== AIM OF THE TASK ==
Copy, from the entries below, each line where the word "根据材料内容" can be found.

* Start INPUT RECORDS *

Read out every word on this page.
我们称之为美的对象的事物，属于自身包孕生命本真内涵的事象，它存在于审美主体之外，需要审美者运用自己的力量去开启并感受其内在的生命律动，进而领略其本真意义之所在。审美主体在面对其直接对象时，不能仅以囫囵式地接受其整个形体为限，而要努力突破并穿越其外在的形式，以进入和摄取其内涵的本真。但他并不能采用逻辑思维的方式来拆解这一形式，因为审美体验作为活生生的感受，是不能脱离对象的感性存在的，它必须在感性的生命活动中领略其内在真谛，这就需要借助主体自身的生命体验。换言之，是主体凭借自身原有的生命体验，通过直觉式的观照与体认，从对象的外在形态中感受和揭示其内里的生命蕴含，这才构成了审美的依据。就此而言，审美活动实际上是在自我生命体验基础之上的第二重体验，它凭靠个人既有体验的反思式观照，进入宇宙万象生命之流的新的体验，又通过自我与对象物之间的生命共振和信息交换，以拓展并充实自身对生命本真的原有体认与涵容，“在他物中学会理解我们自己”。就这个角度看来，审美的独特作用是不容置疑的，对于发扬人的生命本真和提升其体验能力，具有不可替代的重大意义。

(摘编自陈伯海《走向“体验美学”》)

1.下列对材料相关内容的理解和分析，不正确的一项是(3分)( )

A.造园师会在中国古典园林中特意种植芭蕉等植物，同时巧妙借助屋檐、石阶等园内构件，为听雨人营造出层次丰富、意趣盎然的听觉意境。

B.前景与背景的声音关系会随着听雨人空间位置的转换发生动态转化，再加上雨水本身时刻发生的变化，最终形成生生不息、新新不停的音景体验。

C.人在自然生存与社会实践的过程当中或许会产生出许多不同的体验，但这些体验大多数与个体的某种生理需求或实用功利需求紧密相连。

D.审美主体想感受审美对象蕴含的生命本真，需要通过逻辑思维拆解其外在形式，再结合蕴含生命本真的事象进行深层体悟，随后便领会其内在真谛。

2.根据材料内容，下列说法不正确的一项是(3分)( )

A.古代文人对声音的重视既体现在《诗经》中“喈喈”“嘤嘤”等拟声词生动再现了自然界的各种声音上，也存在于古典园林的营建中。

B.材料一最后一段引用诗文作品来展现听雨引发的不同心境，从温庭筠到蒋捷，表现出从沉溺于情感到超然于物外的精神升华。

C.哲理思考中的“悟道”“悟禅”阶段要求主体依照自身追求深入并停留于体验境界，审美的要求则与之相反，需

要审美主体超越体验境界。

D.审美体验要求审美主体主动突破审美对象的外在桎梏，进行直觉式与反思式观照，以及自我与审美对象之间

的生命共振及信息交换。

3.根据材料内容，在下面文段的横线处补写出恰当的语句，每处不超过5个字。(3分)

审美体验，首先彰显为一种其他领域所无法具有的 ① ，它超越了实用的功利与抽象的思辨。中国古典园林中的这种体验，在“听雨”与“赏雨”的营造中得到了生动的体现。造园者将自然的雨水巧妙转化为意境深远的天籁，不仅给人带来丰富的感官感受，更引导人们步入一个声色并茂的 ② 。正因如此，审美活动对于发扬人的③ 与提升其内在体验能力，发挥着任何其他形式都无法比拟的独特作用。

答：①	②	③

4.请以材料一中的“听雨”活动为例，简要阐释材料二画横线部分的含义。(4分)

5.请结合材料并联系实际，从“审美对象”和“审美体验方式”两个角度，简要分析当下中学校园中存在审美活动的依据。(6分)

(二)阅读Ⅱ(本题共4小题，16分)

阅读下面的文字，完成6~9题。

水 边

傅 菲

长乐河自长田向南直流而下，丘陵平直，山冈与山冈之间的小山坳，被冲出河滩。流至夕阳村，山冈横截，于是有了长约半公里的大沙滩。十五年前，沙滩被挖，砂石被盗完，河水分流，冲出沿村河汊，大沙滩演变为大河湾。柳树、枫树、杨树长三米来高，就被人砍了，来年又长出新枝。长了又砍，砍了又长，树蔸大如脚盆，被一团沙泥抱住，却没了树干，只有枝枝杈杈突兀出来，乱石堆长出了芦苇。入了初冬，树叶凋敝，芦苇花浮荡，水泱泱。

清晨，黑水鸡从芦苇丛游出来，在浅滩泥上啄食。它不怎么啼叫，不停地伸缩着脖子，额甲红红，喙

* End INPUT RECORDS *

== FINAL RESULT ==
2.根据材料内容，下列说法不正确的一项是(3分)( )
3.根据材料内容，在下面文段的横线处补写出恰当的语句，每处不超过5个字。(3分)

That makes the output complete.